DIRECTIONS
Copy, in full, each line of the material that holds the word "this".

Data records
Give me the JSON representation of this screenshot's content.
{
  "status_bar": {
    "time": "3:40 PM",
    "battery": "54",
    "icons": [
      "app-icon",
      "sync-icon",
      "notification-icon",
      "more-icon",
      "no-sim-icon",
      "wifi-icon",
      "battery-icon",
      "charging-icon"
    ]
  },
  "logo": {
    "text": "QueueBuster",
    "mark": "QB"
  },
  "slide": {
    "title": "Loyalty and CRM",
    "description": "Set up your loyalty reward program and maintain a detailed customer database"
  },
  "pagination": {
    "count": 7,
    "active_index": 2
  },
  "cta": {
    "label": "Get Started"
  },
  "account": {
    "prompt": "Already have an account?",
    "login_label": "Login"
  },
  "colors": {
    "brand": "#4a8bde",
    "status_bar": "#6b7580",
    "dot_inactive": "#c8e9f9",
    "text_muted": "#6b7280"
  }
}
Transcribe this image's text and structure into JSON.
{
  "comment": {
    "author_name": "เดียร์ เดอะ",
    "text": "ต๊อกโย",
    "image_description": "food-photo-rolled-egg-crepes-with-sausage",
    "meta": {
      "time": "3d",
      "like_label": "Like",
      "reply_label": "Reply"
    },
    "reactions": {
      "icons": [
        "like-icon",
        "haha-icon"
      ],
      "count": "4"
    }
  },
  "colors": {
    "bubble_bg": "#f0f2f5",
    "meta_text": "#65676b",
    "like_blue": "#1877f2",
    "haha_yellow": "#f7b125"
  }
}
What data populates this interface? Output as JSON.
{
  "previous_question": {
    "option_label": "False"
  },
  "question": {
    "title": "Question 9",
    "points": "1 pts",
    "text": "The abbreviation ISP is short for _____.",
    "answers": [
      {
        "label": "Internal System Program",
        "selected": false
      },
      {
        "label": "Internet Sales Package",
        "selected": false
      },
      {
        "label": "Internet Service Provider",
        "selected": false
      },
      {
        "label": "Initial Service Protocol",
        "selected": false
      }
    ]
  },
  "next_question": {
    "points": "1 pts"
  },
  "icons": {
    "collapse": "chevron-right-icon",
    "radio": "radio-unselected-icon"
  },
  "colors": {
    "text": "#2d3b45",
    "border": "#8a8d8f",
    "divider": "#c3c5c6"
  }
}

COMPLETED TASK
Give me the JSON representation of this screenshot's content.
Transcribe this image's text and structure into JSON.
What data populates this interface? Output as JSON.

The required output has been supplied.